Search the entries below. Return every line that has "COLETIVA" in it.

=== Material shown ===

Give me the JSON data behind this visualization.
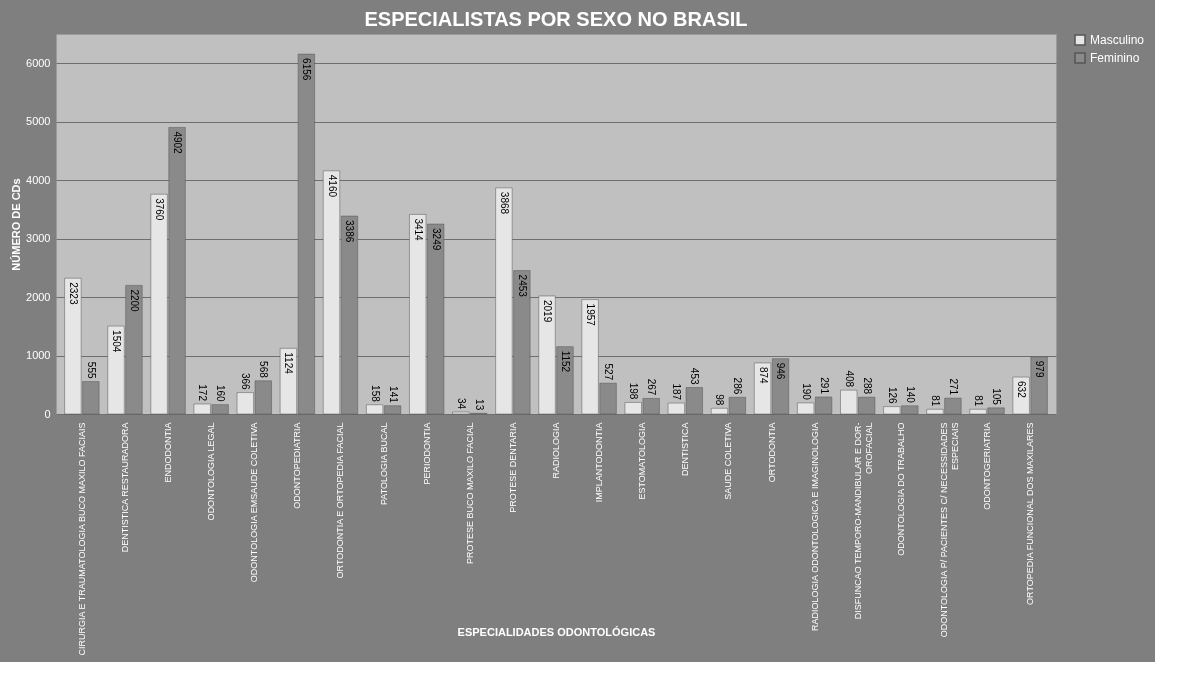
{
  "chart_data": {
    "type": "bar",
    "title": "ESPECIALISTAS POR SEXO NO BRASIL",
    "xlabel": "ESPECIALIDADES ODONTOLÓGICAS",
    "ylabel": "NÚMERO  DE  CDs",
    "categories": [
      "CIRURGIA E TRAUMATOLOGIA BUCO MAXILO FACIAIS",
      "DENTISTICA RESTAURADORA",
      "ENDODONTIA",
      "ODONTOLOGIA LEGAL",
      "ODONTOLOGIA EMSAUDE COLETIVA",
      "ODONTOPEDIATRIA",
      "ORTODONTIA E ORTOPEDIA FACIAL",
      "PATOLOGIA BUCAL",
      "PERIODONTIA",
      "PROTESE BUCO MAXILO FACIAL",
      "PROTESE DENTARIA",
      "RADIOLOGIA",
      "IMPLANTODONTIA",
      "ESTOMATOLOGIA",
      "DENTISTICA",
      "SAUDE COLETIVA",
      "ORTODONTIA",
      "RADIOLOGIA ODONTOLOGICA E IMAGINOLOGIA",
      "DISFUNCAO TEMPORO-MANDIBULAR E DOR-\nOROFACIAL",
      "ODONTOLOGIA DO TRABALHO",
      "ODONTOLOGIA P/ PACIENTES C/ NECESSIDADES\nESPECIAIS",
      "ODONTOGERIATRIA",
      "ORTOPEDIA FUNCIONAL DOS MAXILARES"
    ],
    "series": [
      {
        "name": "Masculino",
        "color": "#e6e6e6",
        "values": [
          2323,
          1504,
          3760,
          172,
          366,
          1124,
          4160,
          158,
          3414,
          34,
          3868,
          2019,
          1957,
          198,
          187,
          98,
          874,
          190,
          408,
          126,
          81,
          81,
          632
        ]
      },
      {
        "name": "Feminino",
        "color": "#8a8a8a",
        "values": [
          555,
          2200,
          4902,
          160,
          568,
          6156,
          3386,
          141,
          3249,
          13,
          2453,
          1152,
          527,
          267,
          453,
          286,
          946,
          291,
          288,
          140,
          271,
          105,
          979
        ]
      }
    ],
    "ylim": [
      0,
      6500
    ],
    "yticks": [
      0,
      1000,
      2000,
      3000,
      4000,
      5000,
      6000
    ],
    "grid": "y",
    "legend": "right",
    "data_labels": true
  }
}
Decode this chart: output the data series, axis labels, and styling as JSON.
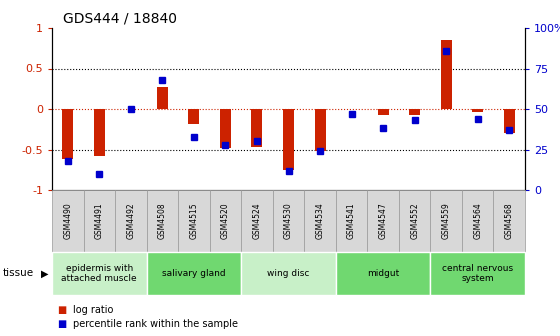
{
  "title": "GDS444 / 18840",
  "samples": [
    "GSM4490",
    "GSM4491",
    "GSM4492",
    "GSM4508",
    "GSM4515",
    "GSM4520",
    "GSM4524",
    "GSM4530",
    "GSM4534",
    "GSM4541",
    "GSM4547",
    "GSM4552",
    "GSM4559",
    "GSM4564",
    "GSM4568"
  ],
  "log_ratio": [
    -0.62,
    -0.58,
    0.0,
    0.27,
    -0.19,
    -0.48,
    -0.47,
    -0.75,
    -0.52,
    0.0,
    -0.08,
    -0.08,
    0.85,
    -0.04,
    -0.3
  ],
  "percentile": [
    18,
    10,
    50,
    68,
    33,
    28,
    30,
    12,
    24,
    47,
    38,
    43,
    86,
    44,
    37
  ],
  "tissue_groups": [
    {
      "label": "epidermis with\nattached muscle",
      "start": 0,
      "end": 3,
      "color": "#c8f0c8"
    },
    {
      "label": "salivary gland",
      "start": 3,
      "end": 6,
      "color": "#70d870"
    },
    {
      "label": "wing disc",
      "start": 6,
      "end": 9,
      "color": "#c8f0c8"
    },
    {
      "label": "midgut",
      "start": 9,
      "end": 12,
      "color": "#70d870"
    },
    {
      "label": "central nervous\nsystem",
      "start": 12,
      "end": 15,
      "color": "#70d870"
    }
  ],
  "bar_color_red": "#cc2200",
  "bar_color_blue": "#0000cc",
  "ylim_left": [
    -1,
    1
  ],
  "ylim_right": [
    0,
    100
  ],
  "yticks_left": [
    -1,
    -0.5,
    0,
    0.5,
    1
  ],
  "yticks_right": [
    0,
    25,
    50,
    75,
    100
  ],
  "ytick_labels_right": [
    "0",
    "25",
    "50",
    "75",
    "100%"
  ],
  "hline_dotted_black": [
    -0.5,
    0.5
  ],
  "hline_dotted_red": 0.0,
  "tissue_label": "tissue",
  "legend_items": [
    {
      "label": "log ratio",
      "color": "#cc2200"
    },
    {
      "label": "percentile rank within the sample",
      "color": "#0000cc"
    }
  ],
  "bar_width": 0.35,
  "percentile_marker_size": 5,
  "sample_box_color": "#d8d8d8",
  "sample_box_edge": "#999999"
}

===

## [Full solution]
      "ODONTOLOGIA EMSAUDE COLETIVA",
      "SAUDE COLETIVA",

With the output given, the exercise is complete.